» **Exercise goal**:
Print all the records exactly, please.

» **Extracted records**:
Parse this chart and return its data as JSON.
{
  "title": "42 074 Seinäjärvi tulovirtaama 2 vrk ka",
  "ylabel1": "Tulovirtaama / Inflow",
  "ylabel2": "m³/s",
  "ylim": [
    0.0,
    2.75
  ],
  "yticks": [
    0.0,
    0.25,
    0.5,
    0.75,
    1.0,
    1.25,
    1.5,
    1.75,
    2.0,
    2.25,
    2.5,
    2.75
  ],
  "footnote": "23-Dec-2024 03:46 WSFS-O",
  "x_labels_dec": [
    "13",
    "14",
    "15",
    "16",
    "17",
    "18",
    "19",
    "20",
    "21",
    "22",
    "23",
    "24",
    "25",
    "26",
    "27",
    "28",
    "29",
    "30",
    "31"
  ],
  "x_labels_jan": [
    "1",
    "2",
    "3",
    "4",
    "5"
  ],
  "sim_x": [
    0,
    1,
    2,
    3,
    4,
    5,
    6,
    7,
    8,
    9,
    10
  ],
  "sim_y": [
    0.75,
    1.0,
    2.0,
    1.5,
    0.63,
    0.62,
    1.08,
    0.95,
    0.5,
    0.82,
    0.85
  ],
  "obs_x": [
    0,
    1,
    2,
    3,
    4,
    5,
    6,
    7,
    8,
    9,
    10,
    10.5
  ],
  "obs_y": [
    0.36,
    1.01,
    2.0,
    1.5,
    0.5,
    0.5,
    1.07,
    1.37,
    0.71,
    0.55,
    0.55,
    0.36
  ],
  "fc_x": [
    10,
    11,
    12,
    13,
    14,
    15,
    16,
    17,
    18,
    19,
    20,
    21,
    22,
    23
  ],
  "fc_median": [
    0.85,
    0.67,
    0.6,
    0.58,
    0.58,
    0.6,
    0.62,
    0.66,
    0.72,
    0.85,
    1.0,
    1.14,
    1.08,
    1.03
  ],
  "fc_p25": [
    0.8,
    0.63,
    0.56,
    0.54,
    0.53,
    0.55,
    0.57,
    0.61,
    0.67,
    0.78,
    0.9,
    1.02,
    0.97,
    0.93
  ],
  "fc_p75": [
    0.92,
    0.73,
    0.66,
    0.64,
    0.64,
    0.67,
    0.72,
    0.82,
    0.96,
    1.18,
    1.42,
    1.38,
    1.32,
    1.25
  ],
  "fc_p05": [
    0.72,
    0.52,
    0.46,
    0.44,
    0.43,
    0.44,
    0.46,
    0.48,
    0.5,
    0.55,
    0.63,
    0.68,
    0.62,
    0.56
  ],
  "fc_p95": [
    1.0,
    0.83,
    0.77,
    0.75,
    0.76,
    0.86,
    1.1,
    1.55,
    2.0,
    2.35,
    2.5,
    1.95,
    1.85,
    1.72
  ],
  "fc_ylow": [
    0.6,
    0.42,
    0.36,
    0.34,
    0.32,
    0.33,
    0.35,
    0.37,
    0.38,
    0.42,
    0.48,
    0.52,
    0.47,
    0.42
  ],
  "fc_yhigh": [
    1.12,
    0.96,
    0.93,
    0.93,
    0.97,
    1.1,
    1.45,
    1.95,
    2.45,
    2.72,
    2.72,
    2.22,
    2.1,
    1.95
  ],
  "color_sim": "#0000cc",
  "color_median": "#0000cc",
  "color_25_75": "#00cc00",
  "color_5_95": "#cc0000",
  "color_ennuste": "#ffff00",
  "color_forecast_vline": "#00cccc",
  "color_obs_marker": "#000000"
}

» **Exercise output**:
Parse this chart and return its data as JSON.
{
  "title": "42 074 Seinäjärvi tulovirtaama 2 vrk ka",
  "ylabel1": "Tulovirtaama / Inflow",
  "ylabel2": "m³/s",
  "ylim": [
    0.0,
    2.75
  ],
  "yticks": [
    0.0,
    0.25,
    0.5,
    0.75,
    1.0,
    1.25,
    1.5,
    1.75,
    2.0,
    2.25,
    2.5,
    2.75
  ],
  "footnote": "23-Dec-2024 03:46 WSFS-O",
  "x_labels_dec": [
    "13",
    "14",
    "15",
    "16",
    "17",
    "18",
    "19",
    "20",
    "21",
    "22",
    "23",
    "24",
    "25",
    "26",
    "27",
    "28",
    "29",
    "30",
    "31"
  ],
  "x_labels_jan": [
    "1",
    "2",
    "3",
    "4",
    "5"
  ],
  "sim_x": [
    0,
    1,
    2,
    3,
    4,
    5,
    6,
    7,
    8,
    9,
    10
  ],
  "sim_y": [
    0.75,
    1.0,
    2.0,
    1.5,
    0.63,
    0.62,
    1.08,
    0.95,
    0.5,
    0.82,
    0.85
  ],
  "obs_x": [
    0,
    1,
    2,
    3,
    4,
    5,
    6,
    7,
    8,
    9,
    10,
    10.5
  ],
  "obs_y": [
    0.36,
    1.01,
    2.0,
    1.5,
    0.5,
    0.5,
    1.07,
    1.37,
    0.71,
    0.55,
    0.55,
    0.36
  ],
  "fc_x": [
    10,
    11,
    12,
    13,
    14,
    15,
    16,
    17,
    18,
    19,
    20,
    21,
    22,
    23
  ],
  "fc_median": [
    0.85,
    0.67,
    0.6,
    0.58,
    0.58,
    0.6,
    0.62,
    0.66,
    0.72,
    0.85,
    1.0,
    1.14,
    1.08,
    1.03
  ],
  "fc_p25": [
    0.8,
    0.63,
    0.56,
    0.54,
    0.53,
    0.55,
    0.57,
    0.61,
    0.67,
    0.78,
    0.9,
    1.02,
    0.97,
    0.93
  ],
  "fc_p75": [
    0.92,
    0.73,
    0.66,
    0.64,
    0.64,
    0.67,
    0.72,
    0.82,
    0.96,
    1.18,
    1.42,
    1.38,
    1.32,
    1.25
  ],
  "fc_p05": [
    0.72,
    0.52,
    0.46,
    0.44,
    0.43,
    0.44,
    0.46,
    0.48,
    0.5,
    0.55,
    0.63,
    0.68,
    0.62,
    0.56
  ],
  "fc_p95": [
    1.0,
    0.83,
    0.77,
    0.75,
    0.76,
    0.86,
    1.1,
    1.55,
    2.0,
    2.35,
    2.5,
    1.95,
    1.85,
    1.72
  ],
  "fc_ylow": [
    0.6,
    0.42,
    0.36,
    0.34,
    0.32,
    0.33,
    0.35,
    0.37,
    0.38,
    0.42,
    0.48,
    0.52,
    0.47,
    0.42
  ],
  "fc_yhigh": [
    1.12,
    0.96,
    0.93,
    0.93,
    0.97,
    1.1,
    1.45,
    1.95,
    2.45,
    2.72,
    2.72,
    2.22,
    2.1,
    1.95
  ],
  "color_sim": "#0000cc",
  "color_median": "#0000cc",
  "color_25_75": "#00cc00",
  "color_5_95": "#cc0000",
  "color_ennuste": "#ffff00",
  "color_forecast_vline": "#00cccc",
  "color_obs_marker": "#000000"
}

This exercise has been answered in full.